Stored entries
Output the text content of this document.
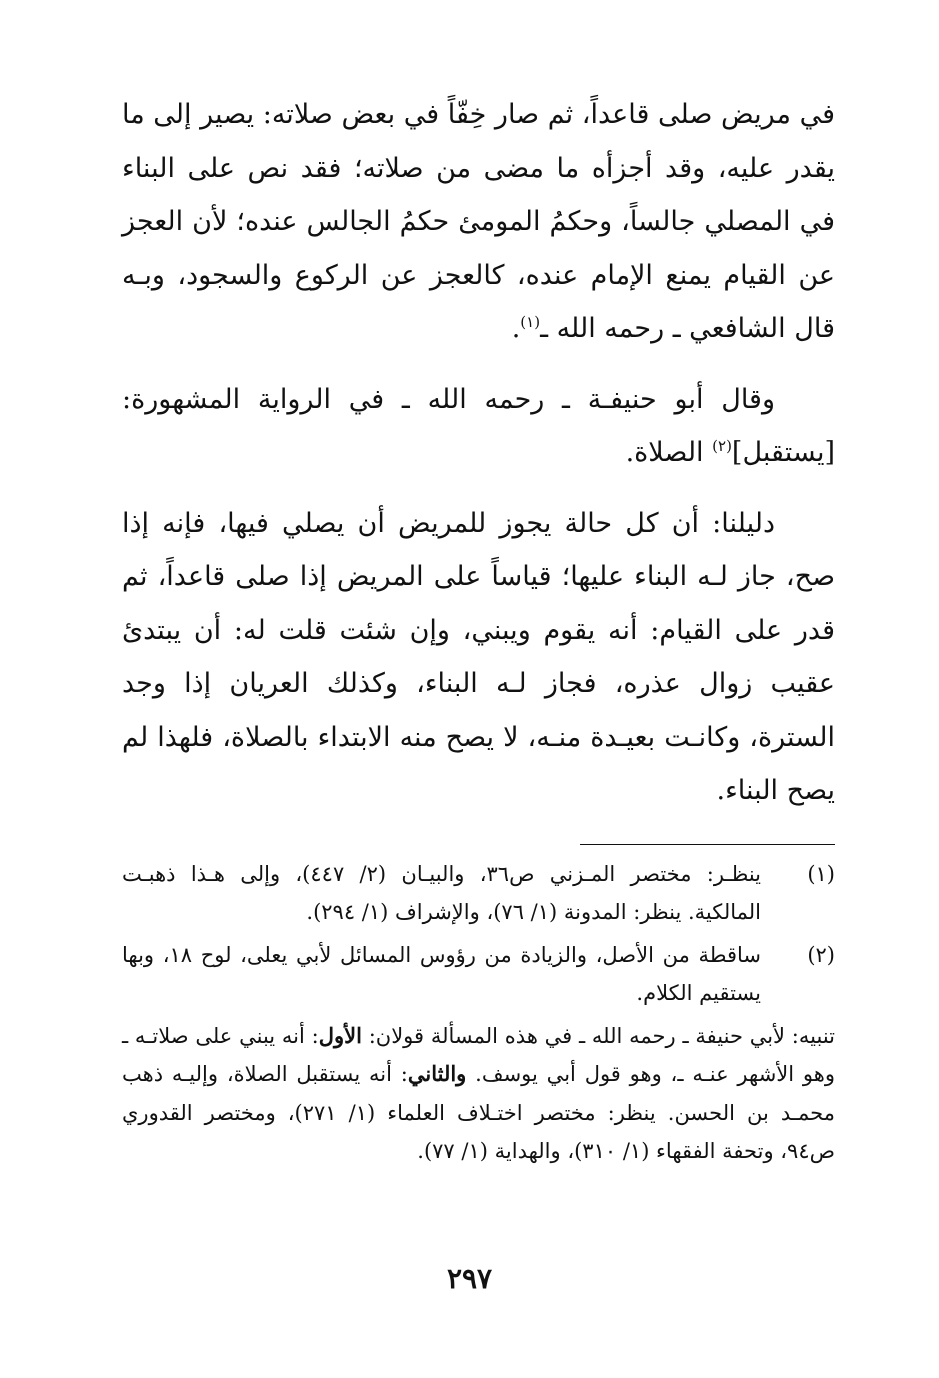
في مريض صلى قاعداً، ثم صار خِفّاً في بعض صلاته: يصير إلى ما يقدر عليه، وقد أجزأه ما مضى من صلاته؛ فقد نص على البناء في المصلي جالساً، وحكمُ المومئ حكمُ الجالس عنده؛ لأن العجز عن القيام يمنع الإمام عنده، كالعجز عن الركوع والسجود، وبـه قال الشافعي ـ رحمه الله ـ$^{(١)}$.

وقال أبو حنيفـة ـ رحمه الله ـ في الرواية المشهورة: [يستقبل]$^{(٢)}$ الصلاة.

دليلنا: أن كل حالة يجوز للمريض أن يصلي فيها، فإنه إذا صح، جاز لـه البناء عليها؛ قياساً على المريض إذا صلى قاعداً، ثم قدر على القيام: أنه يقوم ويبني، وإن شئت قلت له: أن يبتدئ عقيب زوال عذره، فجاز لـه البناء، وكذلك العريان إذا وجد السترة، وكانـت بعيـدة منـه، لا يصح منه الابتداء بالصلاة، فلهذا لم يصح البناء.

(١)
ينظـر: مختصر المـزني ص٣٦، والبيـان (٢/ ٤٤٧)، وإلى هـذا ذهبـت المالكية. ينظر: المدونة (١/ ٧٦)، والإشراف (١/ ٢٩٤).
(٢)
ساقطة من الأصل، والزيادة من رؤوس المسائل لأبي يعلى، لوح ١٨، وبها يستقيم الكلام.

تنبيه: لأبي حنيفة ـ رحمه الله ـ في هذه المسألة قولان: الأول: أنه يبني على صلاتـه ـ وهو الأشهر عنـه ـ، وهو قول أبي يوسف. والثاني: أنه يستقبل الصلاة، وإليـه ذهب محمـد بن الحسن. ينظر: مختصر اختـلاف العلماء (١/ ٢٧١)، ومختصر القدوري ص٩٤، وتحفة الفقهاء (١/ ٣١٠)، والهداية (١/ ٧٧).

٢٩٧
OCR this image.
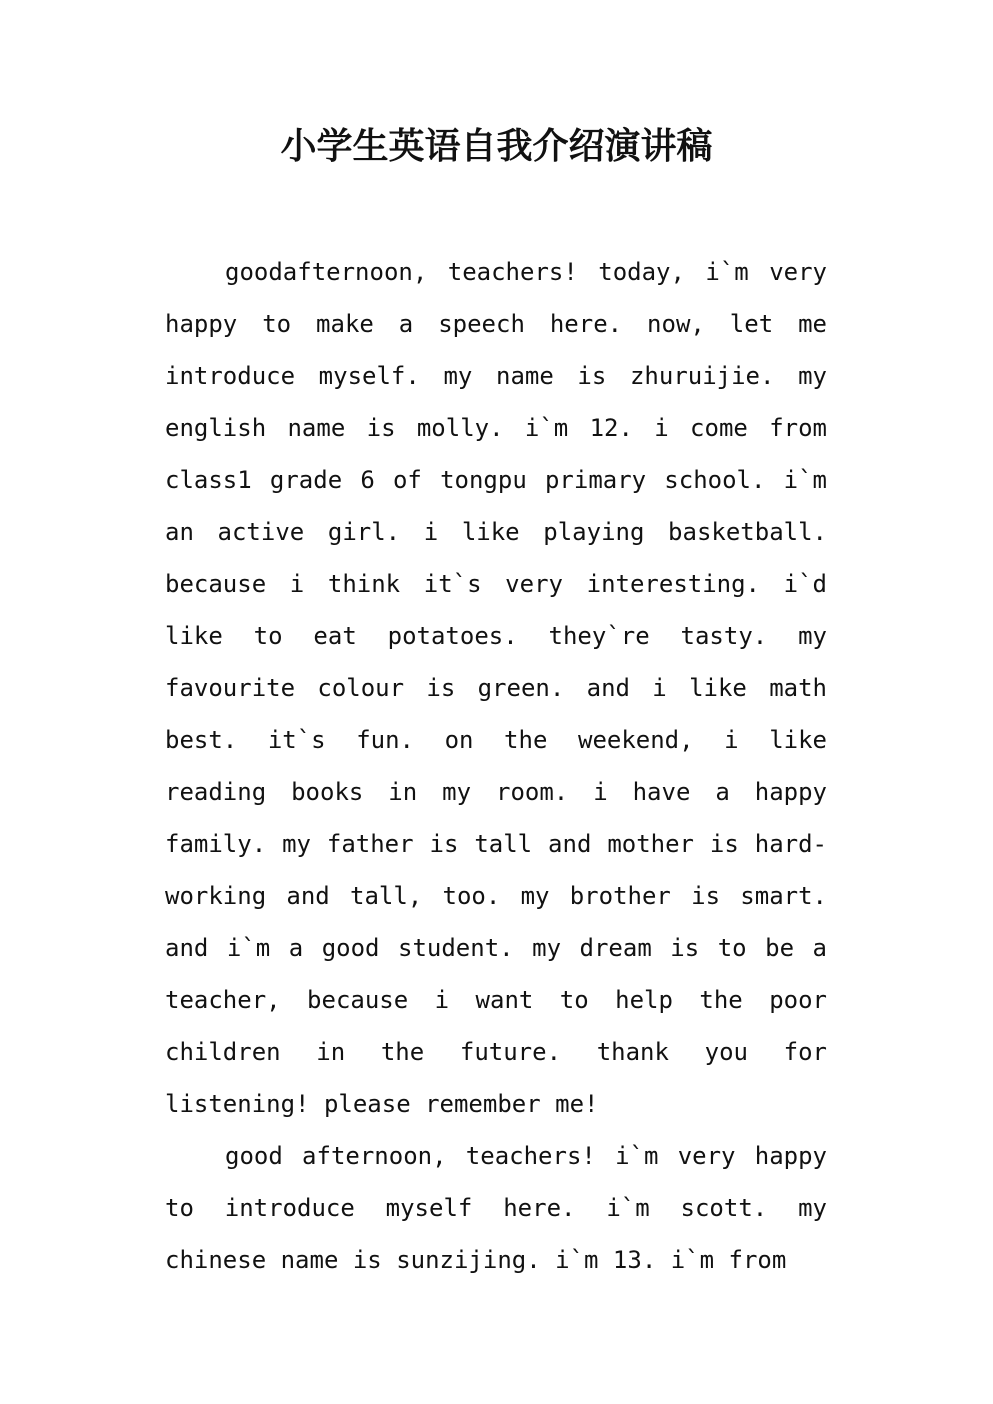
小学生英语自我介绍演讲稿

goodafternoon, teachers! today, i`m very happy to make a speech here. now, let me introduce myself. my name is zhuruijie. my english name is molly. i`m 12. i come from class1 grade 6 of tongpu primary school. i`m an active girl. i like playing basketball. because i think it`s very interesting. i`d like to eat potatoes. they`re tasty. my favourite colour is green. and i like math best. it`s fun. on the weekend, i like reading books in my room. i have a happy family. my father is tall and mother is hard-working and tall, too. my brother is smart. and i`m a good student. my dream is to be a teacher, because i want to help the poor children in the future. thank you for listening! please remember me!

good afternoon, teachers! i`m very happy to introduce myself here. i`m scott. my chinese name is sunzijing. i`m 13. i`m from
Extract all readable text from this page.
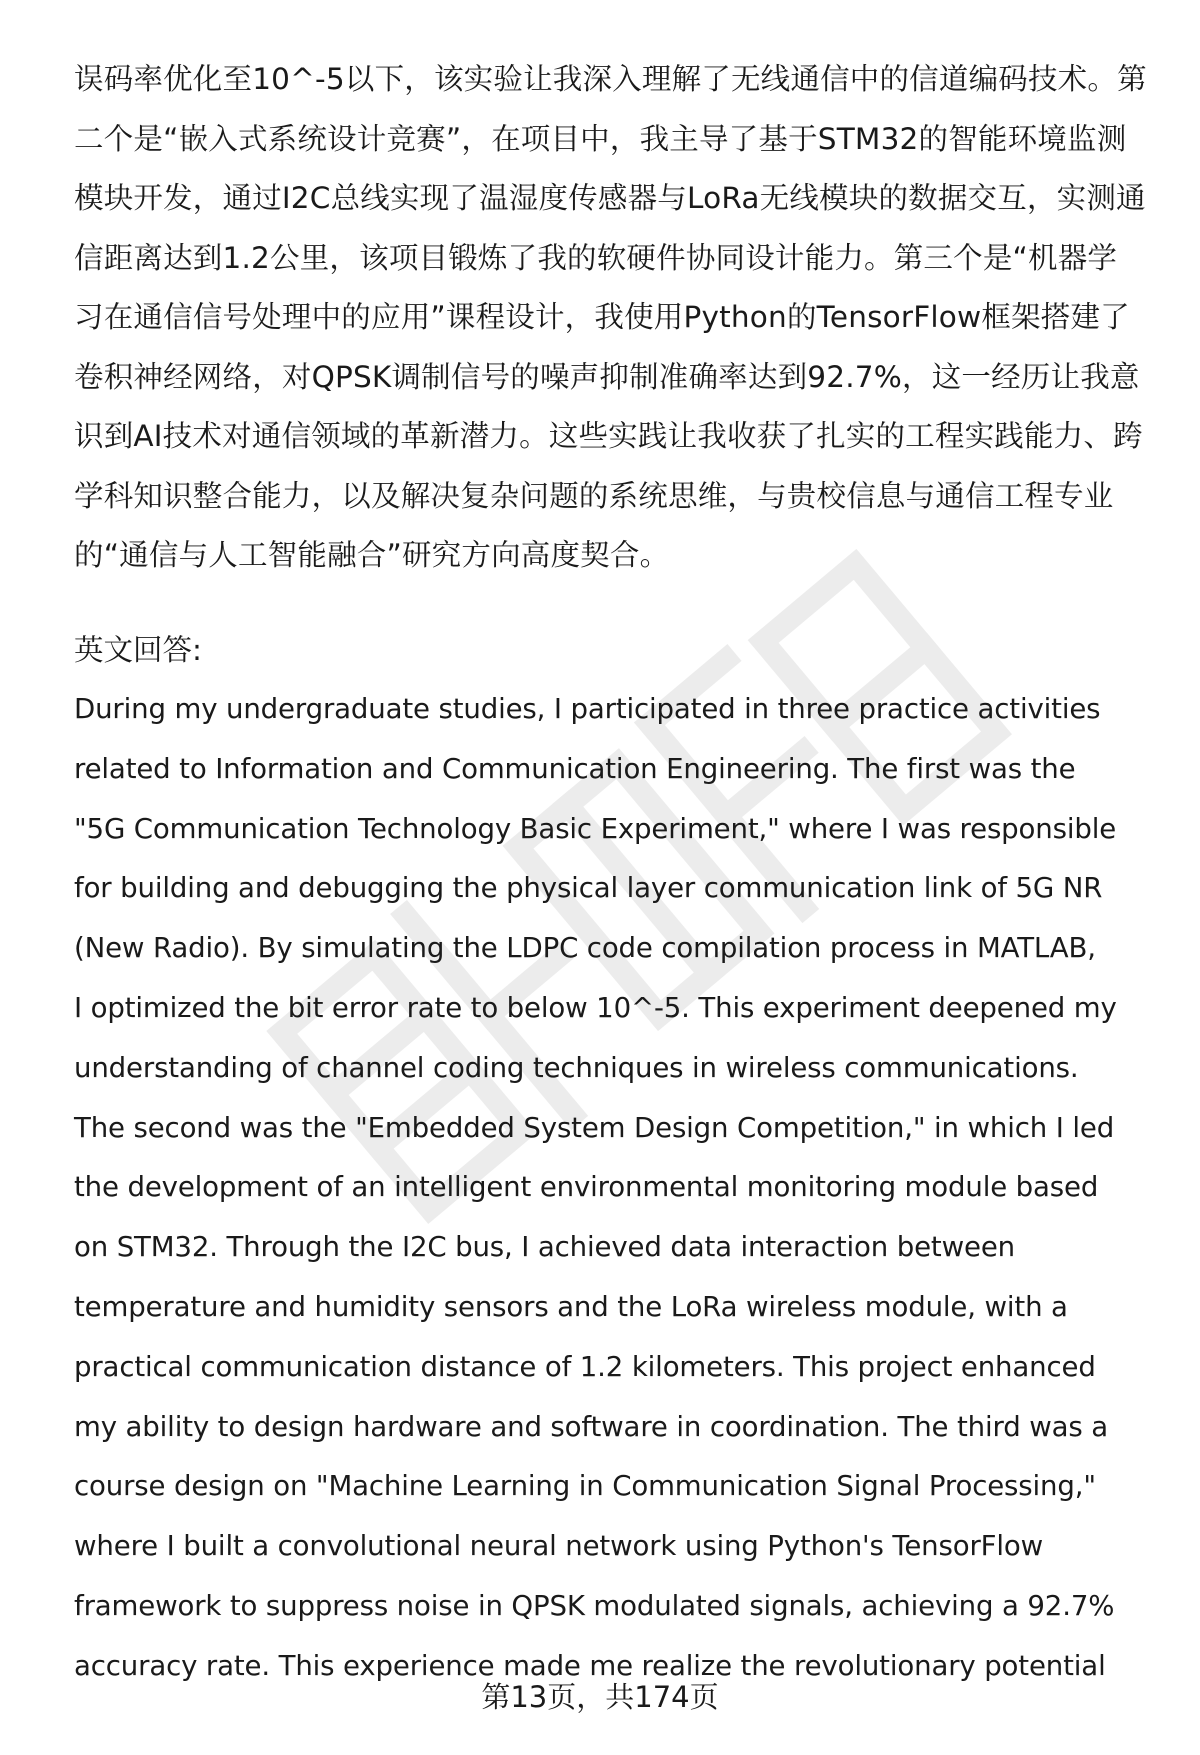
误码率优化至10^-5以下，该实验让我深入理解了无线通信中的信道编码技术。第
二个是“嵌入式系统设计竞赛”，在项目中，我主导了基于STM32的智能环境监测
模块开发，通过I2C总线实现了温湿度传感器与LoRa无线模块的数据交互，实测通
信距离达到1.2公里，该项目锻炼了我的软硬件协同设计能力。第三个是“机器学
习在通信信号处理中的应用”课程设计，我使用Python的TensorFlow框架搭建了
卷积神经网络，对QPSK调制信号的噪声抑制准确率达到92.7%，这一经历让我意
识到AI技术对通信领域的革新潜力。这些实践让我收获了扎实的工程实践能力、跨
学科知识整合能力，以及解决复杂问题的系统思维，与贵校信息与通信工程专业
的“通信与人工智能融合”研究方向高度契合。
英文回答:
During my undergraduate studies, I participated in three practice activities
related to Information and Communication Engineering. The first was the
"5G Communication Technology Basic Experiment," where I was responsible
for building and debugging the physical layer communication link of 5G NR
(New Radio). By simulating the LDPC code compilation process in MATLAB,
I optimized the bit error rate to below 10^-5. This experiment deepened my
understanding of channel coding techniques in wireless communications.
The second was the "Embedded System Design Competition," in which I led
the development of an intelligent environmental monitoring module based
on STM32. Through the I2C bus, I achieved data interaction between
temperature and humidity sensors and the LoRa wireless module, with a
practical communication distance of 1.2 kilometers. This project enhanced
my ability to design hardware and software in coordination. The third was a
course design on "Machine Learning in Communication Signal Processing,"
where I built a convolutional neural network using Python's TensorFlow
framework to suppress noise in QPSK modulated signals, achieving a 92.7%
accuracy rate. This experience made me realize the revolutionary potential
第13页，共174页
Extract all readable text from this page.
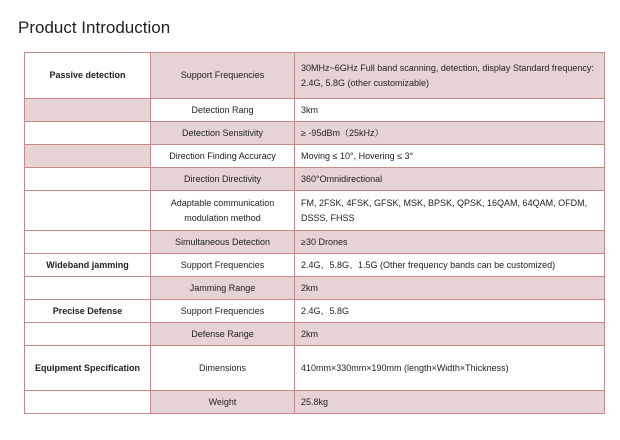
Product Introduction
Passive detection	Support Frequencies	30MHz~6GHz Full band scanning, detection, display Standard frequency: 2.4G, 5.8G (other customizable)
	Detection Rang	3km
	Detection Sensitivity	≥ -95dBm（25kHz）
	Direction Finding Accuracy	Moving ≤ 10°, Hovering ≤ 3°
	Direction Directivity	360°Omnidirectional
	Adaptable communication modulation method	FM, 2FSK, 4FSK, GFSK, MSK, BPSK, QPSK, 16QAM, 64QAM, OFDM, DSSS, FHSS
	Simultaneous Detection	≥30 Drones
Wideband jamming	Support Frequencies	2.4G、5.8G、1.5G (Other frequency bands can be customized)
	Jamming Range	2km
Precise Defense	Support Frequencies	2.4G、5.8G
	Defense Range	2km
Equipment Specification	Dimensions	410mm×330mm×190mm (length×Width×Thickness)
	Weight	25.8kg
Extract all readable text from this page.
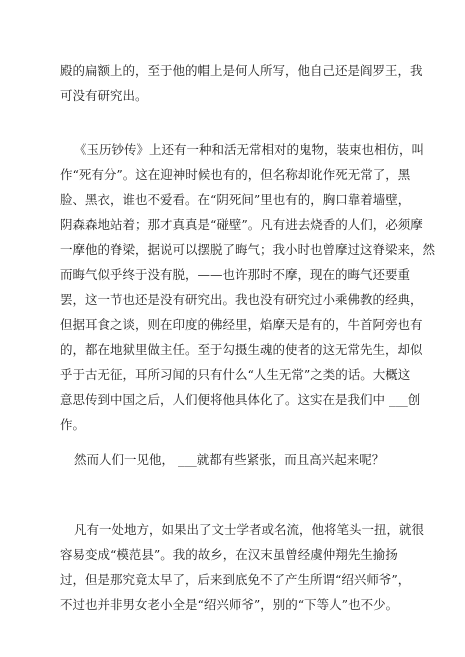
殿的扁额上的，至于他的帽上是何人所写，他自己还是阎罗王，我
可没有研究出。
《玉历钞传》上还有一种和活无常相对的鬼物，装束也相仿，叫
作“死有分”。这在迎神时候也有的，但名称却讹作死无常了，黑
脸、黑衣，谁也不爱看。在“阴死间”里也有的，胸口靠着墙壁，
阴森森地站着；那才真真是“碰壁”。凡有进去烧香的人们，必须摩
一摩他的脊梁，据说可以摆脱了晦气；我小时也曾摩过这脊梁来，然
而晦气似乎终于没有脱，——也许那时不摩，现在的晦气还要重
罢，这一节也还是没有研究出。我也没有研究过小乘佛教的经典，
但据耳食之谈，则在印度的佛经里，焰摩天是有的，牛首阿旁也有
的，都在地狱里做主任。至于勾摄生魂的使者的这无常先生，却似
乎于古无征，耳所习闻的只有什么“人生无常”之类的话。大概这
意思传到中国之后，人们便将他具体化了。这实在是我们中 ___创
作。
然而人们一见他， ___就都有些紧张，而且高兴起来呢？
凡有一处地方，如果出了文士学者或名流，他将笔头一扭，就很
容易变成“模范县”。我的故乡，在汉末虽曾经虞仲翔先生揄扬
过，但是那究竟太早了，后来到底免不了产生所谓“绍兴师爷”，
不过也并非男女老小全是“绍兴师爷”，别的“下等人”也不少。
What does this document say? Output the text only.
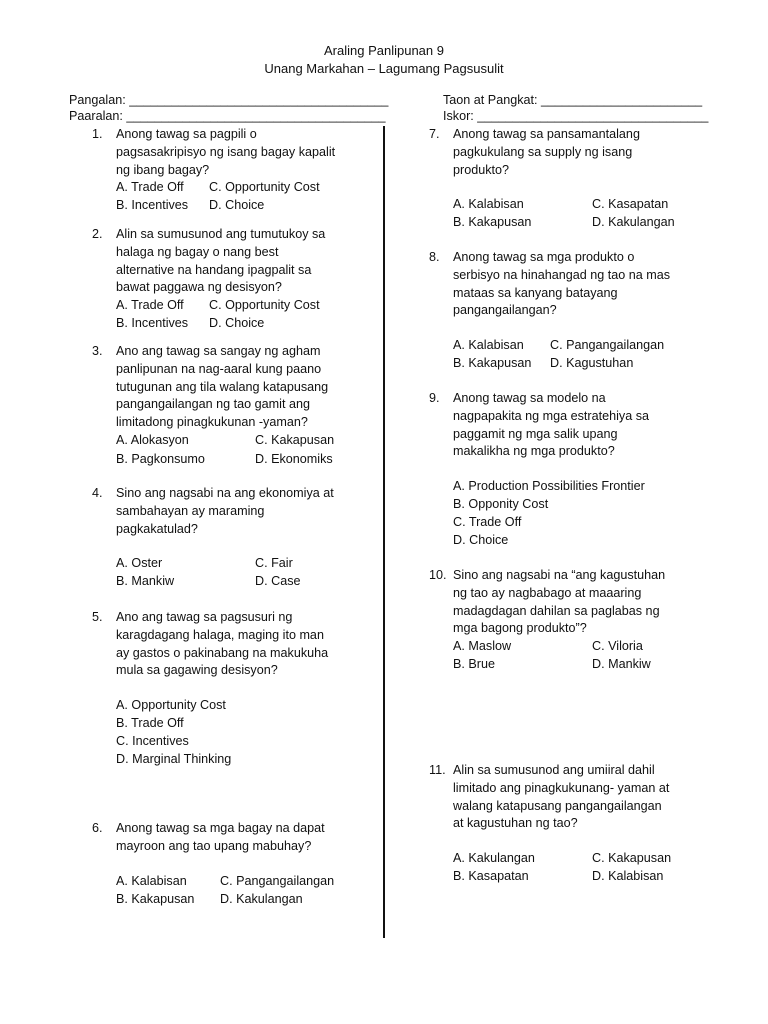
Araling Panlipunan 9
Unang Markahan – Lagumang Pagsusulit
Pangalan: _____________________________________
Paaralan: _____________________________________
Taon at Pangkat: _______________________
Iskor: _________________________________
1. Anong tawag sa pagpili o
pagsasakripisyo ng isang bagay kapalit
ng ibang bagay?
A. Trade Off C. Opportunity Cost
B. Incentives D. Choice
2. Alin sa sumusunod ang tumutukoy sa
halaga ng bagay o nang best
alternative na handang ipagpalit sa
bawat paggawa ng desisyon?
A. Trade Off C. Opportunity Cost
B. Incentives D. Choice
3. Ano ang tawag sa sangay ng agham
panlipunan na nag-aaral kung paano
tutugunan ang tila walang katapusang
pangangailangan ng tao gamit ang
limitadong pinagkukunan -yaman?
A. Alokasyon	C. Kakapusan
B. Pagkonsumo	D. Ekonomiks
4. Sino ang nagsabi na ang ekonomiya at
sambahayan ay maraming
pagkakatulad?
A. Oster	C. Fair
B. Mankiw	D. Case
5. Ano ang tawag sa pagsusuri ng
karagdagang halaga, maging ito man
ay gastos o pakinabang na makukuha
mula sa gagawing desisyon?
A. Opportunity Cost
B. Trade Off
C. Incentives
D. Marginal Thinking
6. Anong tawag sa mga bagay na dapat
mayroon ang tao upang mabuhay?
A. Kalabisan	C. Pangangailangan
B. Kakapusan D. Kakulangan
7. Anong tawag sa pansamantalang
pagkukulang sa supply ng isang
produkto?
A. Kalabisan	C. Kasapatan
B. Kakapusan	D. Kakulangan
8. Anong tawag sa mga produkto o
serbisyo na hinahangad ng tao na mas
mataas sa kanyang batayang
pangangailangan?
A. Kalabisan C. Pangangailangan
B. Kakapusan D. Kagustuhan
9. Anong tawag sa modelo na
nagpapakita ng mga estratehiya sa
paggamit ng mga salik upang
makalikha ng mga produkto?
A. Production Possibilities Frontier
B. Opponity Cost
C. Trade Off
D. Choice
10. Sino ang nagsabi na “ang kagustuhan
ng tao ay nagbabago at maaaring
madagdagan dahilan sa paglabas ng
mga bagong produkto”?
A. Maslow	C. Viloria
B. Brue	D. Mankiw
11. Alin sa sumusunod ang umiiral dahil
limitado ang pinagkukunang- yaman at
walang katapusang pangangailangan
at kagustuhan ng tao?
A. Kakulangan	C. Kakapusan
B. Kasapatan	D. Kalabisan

TASK DIRECTIONS: Which lines include the word "bagay"? List them all.

THE ANSWER:
pagsasakripisyo ng isang bagay kapalit
ng ibang bagay?
halaga ng bagay o nang best
6. Anong tawag sa mga bagay na dapat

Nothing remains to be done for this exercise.